> [Aim of the exercise] Repeat the material exactly, leaving nothing out.

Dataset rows
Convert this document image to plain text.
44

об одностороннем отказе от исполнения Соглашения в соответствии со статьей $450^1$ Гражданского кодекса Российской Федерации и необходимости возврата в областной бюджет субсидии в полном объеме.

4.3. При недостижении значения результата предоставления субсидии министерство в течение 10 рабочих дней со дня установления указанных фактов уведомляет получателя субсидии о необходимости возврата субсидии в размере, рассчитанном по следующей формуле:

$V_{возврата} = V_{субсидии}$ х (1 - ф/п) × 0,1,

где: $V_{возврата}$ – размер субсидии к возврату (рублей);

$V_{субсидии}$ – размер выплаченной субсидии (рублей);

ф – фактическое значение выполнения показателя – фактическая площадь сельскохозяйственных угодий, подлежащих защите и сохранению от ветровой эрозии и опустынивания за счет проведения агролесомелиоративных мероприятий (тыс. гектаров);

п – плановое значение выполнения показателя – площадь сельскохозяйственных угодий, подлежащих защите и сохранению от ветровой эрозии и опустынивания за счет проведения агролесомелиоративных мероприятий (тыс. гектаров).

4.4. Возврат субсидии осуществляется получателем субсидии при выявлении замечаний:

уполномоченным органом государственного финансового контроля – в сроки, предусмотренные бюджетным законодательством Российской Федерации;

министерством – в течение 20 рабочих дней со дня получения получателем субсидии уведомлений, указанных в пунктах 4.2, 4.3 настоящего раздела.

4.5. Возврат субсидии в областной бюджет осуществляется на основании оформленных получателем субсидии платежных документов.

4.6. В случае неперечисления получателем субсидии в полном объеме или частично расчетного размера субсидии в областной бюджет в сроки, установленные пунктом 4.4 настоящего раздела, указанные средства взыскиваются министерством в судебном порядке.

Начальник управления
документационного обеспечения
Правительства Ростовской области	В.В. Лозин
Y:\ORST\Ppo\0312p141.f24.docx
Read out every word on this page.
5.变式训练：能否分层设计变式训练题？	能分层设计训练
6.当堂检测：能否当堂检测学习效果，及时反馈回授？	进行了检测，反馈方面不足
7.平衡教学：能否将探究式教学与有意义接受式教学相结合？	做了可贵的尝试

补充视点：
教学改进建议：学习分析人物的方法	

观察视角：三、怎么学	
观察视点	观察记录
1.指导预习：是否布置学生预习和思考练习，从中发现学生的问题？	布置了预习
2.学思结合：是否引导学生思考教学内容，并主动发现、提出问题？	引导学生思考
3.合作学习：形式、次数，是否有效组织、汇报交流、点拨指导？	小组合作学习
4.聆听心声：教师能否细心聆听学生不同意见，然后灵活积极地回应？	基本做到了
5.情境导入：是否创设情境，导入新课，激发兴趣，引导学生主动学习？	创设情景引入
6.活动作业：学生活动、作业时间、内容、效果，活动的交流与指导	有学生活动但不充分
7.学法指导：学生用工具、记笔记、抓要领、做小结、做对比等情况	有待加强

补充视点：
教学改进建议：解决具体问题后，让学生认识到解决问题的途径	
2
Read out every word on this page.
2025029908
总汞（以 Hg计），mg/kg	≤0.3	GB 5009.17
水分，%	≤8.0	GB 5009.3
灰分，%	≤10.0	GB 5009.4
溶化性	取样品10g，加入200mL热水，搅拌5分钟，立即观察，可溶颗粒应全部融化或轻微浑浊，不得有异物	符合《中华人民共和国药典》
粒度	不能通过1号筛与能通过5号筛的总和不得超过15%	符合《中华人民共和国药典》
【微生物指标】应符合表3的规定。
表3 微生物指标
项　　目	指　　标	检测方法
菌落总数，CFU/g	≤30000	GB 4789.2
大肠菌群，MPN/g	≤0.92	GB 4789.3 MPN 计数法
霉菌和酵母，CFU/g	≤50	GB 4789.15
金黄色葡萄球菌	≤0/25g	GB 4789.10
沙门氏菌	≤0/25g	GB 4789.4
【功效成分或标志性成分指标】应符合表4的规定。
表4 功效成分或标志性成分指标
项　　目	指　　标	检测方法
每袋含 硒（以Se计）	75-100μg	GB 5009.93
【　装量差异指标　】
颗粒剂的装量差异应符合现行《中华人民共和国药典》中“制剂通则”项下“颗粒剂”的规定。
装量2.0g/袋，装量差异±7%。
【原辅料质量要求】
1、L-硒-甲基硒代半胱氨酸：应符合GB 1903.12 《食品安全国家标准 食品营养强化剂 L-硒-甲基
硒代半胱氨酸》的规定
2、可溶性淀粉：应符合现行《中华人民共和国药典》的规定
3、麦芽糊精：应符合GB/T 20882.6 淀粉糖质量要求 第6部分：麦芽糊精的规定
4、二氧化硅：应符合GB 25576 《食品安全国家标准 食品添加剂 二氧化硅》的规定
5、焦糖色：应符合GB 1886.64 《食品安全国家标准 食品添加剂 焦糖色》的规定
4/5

> [Exercise response]
Convert this document image to plain text.
44

об одностороннем отказе от исполнения Соглашения в соответствии со статьей $450^1$ Гражданского кодекса Российской Федерации и необходимости возврата в областной бюджет субсидии в полном объеме.

4.3. При недостижении значения результата предоставления субсидии министерство в течение 10 рабочих дней со дня установления указанных фактов уведомляет получателя субсидии о необходимости возврата субсидии в размере, рассчитанном по следующей формуле:

$V_{возврата} = V_{субсидии}$ х (1 - ф/п) × 0,1,

где: $V_{возврата}$ – размер субсидии к возврату (рублей);

$V_{субсидии}$ – размер выплаченной субсидии (рублей);

ф – фактическое значение выполнения показателя – фактическая площадь сельскохозяйственных угодий, подлежащих защите и сохранению от ветровой эрозии и опустынивания за счет проведения агролесомелиоративных мероприятий (тыс. гектаров);

п – плановое значение выполнения показателя – площадь сельскохозяйственных угодий, подлежащих защите и сохранению от ветровой эрозии и опустынивания за счет проведения агролесомелиоративных мероприятий (тыс. гектаров).

4.4. Возврат субсидии осуществляется получателем субсидии при выявлении замечаний:

уполномоченным органом государственного финансового контроля – в сроки, предусмотренные бюджетным законодательством Российской Федерации;

министерством – в течение 20 рабочих дней со дня получения получателем субсидии уведомлений, указанных в пунктах 4.2, 4.3 настоящего раздела.

4.5. Возврат субсидии в областной бюджет осуществляется на основании оформленных получателем субсидии платежных документов.

4.6. В случае неперечисления получателем субсидии в полном объеме или частично расчетного размера субсидии в областной бюджет в сроки, установленные пунктом 4.4 настоящего раздела, указанные средства взыскиваются министерством в судебном порядке.

Начальник управления
документационного обеспечения
Правительства Ростовской области	В.В. Лозин
Y:\ORST\Ppo\0312p141.f24.docx
Read out every word on this page.
5.变式训练：能否分层设计变式训练题？	能分层设计训练
6.当堂检测：能否当堂检测学习效果，及时反馈回授？	进行了检测，反馈方面不足
7.平衡教学：能否将探究式教学与有意义接受式教学相结合？	做了可贵的尝试

补充视点：
教学改进建议：学习分析人物的方法	

观察视角：三、怎么学	
观察视点	观察记录
1.指导预习：是否布置学生预习和思考练习，从中发现学生的问题？	布置了预习
2.学思结合：是否引导学生思考教学内容，并主动发现、提出问题？	引导学生思考
3.合作学习：形式、次数，是否有效组织、汇报交流、点拨指导？	小组合作学习
4.聆听心声：教师能否细心聆听学生不同意见，然后灵活积极地回应？	基本做到了
5.情境导入：是否创设情境，导入新课，激发兴趣，引导学生主动学习？	创设情景引入
6.活动作业：学生活动、作业时间、内容、效果，活动的交流与指导	有学生活动但不充分
7.学法指导：学生用工具、记笔记、抓要领、做小结、做对比等情况	有待加强

补充视点：
教学改进建议：解决具体问题后，让学生认识到解决问题的途径	
2
Read out every word on this page.
2025029908
总汞（以 Hg计），mg/kg	≤0.3	GB 5009.17
水分，%	≤8.0	GB 5009.3
灰分，%	≤10.0	GB 5009.4
溶化性	取样品10g，加入200mL热水，搅拌5分钟，立即观察，可溶颗粒应全部融化或轻微浑浊，不得有异物	符合《中华人民共和国药典》
粒度	不能通过1号筛与能通过5号筛的总和不得超过15%	符合《中华人民共和国药典》
【微生物指标】应符合表3的规定。
表3 微生物指标
项　　目	指　　标	检测方法
菌落总数，CFU/g	≤30000	GB 4789.2
大肠菌群，MPN/g	≤0.92	GB 4789.3 MPN 计数法
霉菌和酵母，CFU/g	≤50	GB 4789.15
金黄色葡萄球菌	≤0/25g	GB 4789.10
沙门氏菌	≤0/25g	GB 4789.4
【功效成分或标志性成分指标】应符合表4的规定。
表4 功效成分或标志性成分指标
项　　目	指　　标	检测方法
每袋含 硒（以Se计）	75-100μg	GB 5009.93
【　装量差异指标　】
颗粒剂的装量差异应符合现行《中华人民共和国药典》中“制剂通则”项下“颗粒剂”的规定。
装量2.0g/袋，装量差异±7%。
【原辅料质量要求】
1、L-硒-甲基硒代半胱氨酸：应符合GB 1903.12 《食品安全国家标准 食品营养强化剂 L-硒-甲基
硒代半胱氨酸》的规定
2、可溶性淀粉：应符合现行《中华人民共和国药典》的规定
3、麦芽糊精：应符合GB/T 20882.6 淀粉糖质量要求 第6部分：麦芽糊精的规定
4、二氧化硅：应符合GB 25576 《食品安全国家标准 食品添加剂 二氧化硅》的规定
5、焦糖色：应符合GB 1886.64 《食品安全国家标准 食品添加剂 焦糖色》的规定
4/5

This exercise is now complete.